### Directions
Your reply should consist solely of the number of lines in the data that contain "working".

Stored data:
-- Opening Marker --

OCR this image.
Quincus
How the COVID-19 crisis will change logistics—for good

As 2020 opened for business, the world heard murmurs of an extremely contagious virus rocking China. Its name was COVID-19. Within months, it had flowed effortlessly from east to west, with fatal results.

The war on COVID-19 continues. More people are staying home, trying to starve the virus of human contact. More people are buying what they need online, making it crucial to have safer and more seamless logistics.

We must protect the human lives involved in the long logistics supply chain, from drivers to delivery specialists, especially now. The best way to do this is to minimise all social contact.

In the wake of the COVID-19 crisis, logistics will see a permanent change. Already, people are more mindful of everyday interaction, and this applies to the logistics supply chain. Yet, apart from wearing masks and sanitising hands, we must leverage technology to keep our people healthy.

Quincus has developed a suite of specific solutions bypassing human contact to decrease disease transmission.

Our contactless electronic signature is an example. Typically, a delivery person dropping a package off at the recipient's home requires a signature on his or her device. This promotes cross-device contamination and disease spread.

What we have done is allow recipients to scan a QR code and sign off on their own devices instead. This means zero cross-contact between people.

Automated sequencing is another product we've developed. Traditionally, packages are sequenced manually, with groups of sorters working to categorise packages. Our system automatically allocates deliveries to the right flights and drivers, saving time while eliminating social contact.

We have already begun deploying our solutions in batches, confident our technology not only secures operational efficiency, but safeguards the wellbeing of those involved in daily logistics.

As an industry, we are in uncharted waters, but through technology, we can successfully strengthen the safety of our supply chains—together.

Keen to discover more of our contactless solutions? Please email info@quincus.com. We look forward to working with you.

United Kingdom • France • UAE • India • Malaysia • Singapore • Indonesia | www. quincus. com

-- Closing Marker --

### Exercise output
2